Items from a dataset
-----

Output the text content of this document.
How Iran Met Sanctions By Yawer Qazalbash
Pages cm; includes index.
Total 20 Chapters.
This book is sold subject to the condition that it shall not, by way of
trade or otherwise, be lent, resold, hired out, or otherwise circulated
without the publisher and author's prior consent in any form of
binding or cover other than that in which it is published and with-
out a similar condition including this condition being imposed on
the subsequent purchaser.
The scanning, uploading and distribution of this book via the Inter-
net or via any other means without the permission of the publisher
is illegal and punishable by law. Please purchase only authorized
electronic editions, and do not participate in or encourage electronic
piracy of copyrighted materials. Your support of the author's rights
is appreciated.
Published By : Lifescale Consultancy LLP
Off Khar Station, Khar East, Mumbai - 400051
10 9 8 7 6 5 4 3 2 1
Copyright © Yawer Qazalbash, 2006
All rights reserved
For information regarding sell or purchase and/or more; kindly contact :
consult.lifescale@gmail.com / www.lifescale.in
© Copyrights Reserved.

-----

Retype every entry above, word for word.

Output the text content of this document.
How Iran Met Sanctions By Yawer Qazalbash
Pages cm; includes index.
Total 20 Chapters.
This book is sold subject to the condition that it shall not, by way of
trade or otherwise, be lent, resold, hired out, or otherwise circulated
without the publisher and author's prior consent in any form of
binding or cover other than that in which it is published and with-
out a similar condition including this condition being imposed on
the subsequent purchaser.
The scanning, uploading and distribution of this book via the Inter-
net or via any other means without the permission of the publisher
is illegal and punishable by law. Please purchase only authorized
electronic editions, and do not participate in or encourage electronic
piracy of copyrighted materials. Your support of the author's rights
is appreciated.
Published By : Lifescale Consultancy LLP
Off Khar Station, Khar East, Mumbai - 400051
10 9 8 7 6 5 4 3 2 1
Copyright © Yawer Qazalbash, 2006
All rights reserved
For information regarding sell or purchase and/or more; kindly contact :
consult.lifescale@gmail.com / www.lifescale.in
© Copyrights Reserved.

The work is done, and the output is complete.